[begin Entries shown]
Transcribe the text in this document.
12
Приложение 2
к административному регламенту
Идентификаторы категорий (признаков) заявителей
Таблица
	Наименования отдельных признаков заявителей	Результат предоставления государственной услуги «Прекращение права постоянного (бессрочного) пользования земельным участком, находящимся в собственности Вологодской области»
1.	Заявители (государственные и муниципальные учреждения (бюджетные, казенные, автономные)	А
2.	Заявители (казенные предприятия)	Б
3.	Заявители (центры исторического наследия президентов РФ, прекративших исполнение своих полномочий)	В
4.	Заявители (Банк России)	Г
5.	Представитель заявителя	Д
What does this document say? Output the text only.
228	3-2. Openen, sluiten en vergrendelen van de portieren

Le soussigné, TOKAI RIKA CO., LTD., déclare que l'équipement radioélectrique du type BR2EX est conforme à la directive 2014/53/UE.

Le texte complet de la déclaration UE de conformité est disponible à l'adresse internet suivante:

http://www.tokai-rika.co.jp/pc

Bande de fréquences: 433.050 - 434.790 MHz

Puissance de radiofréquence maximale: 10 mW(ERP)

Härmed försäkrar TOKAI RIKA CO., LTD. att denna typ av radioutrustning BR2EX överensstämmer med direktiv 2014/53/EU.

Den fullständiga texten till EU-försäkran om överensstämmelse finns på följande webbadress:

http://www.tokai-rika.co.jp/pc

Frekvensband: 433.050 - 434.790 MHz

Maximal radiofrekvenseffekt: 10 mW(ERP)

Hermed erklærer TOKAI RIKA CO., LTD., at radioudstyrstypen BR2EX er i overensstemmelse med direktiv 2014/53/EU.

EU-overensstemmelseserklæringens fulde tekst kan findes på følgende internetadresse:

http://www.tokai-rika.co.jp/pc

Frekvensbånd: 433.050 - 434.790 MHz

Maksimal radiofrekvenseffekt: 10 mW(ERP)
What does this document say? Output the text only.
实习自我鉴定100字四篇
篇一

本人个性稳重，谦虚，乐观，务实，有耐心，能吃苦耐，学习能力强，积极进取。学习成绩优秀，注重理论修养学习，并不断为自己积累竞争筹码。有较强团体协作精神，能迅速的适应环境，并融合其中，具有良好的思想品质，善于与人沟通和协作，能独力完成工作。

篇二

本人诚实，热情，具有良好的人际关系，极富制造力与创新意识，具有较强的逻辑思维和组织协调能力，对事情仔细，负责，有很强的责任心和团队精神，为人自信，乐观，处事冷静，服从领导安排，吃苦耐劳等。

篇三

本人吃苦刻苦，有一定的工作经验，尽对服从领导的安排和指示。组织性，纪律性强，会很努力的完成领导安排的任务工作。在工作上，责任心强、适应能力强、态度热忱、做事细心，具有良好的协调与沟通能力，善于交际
[end Entries shown]
» **What is being asked**
Return the material in full, exactly as shown.

» **Answer to this problem**
Transcribe the text in this document.
12
Приложение 2
к административному регламенту
Идентификаторы категорий (признаков) заявителей
Таблица
	Наименования отдельных признаков заявителей	Результат предоставления государственной услуги «Прекращение права постоянного (бессрочного) пользования земельным участком, находящимся в собственности Вологодской области»
1.	Заявители (государственные и муниципальные учреждения (бюджетные, казенные, автономные)	А
2.	Заявители (казенные предприятия)	Б
3.	Заявители (центры исторического наследия президентов РФ, прекративших исполнение своих полномочий)	В
4.	Заявители (Банк России)	Г
5.	Представитель заявителя	Д
What does this document say? Output the text only.
228	3-2. Openen, sluiten en vergrendelen van de portieren

Le soussigné, TOKAI RIKA CO., LTD., déclare que l'équipement radioélectrique du type BR2EX est conforme à la directive 2014/53/UE.

Le texte complet de la déclaration UE de conformité est disponible à l'adresse internet suivante:

http://www.tokai-rika.co.jp/pc

Bande de fréquences: 433.050 - 434.790 MHz

Puissance de radiofréquence maximale: 10 mW(ERP)

Härmed försäkrar TOKAI RIKA CO., LTD. att denna typ av radioutrustning BR2EX överensstämmer med direktiv 2014/53/EU.

Den fullständiga texten till EU-försäkran om överensstämmelse finns på följande webbadress:

http://www.tokai-rika.co.jp/pc

Frekvensband: 433.050 - 434.790 MHz

Maximal radiofrekvenseffekt: 10 mW(ERP)

Hermed erklærer TOKAI RIKA CO., LTD., at radioudstyrstypen BR2EX er i overensstemmelse med direktiv 2014/53/EU.

EU-overensstemmelseserklæringens fulde tekst kan findes på følgende internetadresse:

http://www.tokai-rika.co.jp/pc

Frekvensbånd: 433.050 - 434.790 MHz

Maksimal radiofrekvenseffekt: 10 mW(ERP)
What does this document say? Output the text only.
实习自我鉴定100字四篇
篇一

本人个性稳重，谦虚，乐观，务实，有耐心，能吃苦耐，学习能力强，积极进取。学习成绩优秀，注重理论修养学习，并不断为自己积累竞争筹码。有较强团体协作精神，能迅速的适应环境，并融合其中，具有良好的思想品质，善于与人沟通和协作，能独力完成工作。

篇二

本人诚实，热情，具有良好的人际关系，极富制造力与创新意识，具有较强的逻辑思维和组织协调能力，对事情仔细，负责，有很强的责任心和团队精神，为人自信，乐观，处事冷静，服从领导安排，吃苦耐劳等。

篇三

本人吃苦刻苦，有一定的工作经验，尽对服从领导的安排和指示。组织性，纪律性强，会很努力的完成领导安排的任务工作。在工作上，责任心强、适应能力强、态度热忱、做事细心，具有良好的协调与沟通能力，善于交际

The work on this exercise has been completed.